(What needs to be done)
Every entry must be duplicated precisely as written.

(Given records)
* begin *

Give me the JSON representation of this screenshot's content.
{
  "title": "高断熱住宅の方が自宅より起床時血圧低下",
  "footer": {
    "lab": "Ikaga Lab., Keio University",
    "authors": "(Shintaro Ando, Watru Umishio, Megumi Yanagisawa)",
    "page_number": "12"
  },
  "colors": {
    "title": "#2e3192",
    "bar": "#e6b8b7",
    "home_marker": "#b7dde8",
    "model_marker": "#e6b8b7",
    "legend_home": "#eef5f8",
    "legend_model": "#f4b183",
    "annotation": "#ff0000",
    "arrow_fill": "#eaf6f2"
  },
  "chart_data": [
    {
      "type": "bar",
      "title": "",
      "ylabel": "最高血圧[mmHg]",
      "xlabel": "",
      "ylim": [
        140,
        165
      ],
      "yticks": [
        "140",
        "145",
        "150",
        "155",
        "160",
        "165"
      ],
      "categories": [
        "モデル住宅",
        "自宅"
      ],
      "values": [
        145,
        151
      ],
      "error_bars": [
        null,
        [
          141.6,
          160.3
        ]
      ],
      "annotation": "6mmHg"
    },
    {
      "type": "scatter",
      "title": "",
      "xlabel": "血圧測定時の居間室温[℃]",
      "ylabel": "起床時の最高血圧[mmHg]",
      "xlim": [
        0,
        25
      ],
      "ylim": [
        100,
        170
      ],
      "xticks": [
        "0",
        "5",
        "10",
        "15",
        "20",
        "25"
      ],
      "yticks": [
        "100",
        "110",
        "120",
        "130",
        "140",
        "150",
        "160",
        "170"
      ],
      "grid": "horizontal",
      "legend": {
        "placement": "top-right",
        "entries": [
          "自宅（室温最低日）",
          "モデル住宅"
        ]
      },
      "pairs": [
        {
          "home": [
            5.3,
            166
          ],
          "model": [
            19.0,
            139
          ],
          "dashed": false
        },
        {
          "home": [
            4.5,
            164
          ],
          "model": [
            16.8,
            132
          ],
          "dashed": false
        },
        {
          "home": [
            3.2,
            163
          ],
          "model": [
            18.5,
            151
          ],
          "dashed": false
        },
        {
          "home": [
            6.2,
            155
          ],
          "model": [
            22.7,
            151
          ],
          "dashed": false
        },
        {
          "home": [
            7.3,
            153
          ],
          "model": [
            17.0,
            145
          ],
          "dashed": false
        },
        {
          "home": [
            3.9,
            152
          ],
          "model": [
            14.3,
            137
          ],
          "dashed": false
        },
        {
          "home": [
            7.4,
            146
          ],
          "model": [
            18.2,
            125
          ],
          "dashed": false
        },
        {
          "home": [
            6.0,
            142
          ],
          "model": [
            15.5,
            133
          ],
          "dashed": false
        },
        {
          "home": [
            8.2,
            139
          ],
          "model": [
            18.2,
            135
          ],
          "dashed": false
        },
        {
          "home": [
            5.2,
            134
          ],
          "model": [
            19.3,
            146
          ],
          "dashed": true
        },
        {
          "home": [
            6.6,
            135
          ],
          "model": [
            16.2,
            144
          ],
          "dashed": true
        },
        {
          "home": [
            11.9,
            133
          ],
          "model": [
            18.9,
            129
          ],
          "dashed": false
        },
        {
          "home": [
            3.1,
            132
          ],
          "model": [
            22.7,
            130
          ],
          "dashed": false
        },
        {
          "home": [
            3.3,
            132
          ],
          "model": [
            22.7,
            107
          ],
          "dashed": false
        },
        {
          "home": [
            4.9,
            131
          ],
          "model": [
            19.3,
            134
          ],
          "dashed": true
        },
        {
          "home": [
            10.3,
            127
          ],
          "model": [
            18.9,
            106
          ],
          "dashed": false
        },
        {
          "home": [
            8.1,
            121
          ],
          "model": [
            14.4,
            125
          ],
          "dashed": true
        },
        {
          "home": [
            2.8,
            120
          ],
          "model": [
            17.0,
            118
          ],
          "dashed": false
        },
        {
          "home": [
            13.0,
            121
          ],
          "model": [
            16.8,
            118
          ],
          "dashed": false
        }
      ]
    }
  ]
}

* end *

(Finished task)
Give me the JSON representation of this screenshot's content.
{
  "title": "高断熱住宅の方が自宅より起床時血圧低下",
  "footer": {
    "lab": "Ikaga Lab., Keio University",
    "authors": "(Shintaro Ando, Watru Umishio, Megumi Yanagisawa)",
    "page_number": "12"
  },
  "colors": {
    "title": "#2e3192",
    "bar": "#e6b8b7",
    "home_marker": "#b7dde8",
    "model_marker": "#e6b8b7",
    "legend_home": "#eef5f8",
    "legend_model": "#f4b183",
    "annotation": "#ff0000",
    "arrow_fill": "#eaf6f2"
  },
  "chart_data": [
    {
      "type": "bar",
      "title": "",
      "ylabel": "最高血圧[mmHg]",
      "xlabel": "",
      "ylim": [
        140,
        165
      ],
      "yticks": [
        "140",
        "145",
        "150",
        "155",
        "160",
        "165"
      ],
      "categories": [
        "モデル住宅",
        "自宅"
      ],
      "values": [
        145,
        151
      ],
      "error_bars": [
        null,
        [
          141.6,
          160.3
        ]
      ],
      "annotation": "6mmHg"
    },
    {
      "type": "scatter",
      "title": "",
      "xlabel": "血圧測定時の居間室温[℃]",
      "ylabel": "起床時の最高血圧[mmHg]",
      "xlim": [
        0,
        25
      ],
      "ylim": [
        100,
        170
      ],
      "xticks": [
        "0",
        "5",
        "10",
        "15",
        "20",
        "25"
      ],
      "yticks": [
        "100",
        "110",
        "120",
        "130",
        "140",
        "150",
        "160",
        "170"
      ],
      "grid": "horizontal",
      "legend": {
        "placement": "top-right",
        "entries": [
          "自宅（室温最低日）",
          "モデル住宅"
        ]
      },
      "pairs": [
        {
          "home": [
            5.3,
            166
          ],
          "model": [
            19.0,
            139
          ],
          "dashed": false
        },
        {
          "home": [
            4.5,
            164
          ],
          "model": [
            16.8,
            132
          ],
          "dashed": false
        },
        {
          "home": [
            3.2,
            163
          ],
          "model": [
            18.5,
            151
          ],
          "dashed": false
        },
        {
          "home": [
            6.2,
            155
          ],
          "model": [
            22.7,
            151
          ],
          "dashed": false
        },
        {
          "home": [
            7.3,
            153
          ],
          "model": [
            17.0,
            145
          ],
          "dashed": false
        },
        {
          "home": [
            3.9,
            152
          ],
          "model": [
            14.3,
            137
          ],
          "dashed": false
        },
        {
          "home": [
            7.4,
            146
          ],
          "model": [
            18.2,
            125
          ],
          "dashed": false
        },
        {
          "home": [
            6.0,
            142
          ],
          "model": [
            15.5,
            133
          ],
          "dashed": false
        },
        {
          "home": [
            8.2,
            139
          ],
          "model": [
            18.2,
            135
          ],
          "dashed": false
        },
        {
          "home": [
            5.2,
            134
          ],
          "model": [
            19.3,
            146
          ],
          "dashed": true
        },
        {
          "home": [
            6.6,
            135
          ],
          "model": [
            16.2,
            144
          ],
          "dashed": true
        },
        {
          "home": [
            11.9,
            133
          ],
          "model": [
            18.9,
            129
          ],
          "dashed": false
        },
        {
          "home": [
            3.1,
            132
          ],
          "model": [
            22.7,
            130
          ],
          "dashed": false
        },
        {
          "home": [
            3.3,
            132
          ],
          "model": [
            22.7,
            107
          ],
          "dashed": false
        },
        {
          "home": [
            4.9,
            131
          ],
          "model": [
            19.3,
            134
          ],
          "dashed": true
        },
        {
          "home": [
            10.3,
            127
          ],
          "model": [
            18.9,
            106
          ],
          "dashed": false
        },
        {
          "home": [
            8.1,
            121
          ],
          "model": [
            14.4,
            125
          ],
          "dashed": true
        },
        {
          "home": [
            2.8,
            120
          ],
          "model": [
            17.0,
            118
          ],
          "dashed": false
        },
        {
          "home": [
            13.0,
            121
          ],
          "model": [
            16.8,
            118
          ],
          "dashed": false
        }
      ]
    }
  ]
}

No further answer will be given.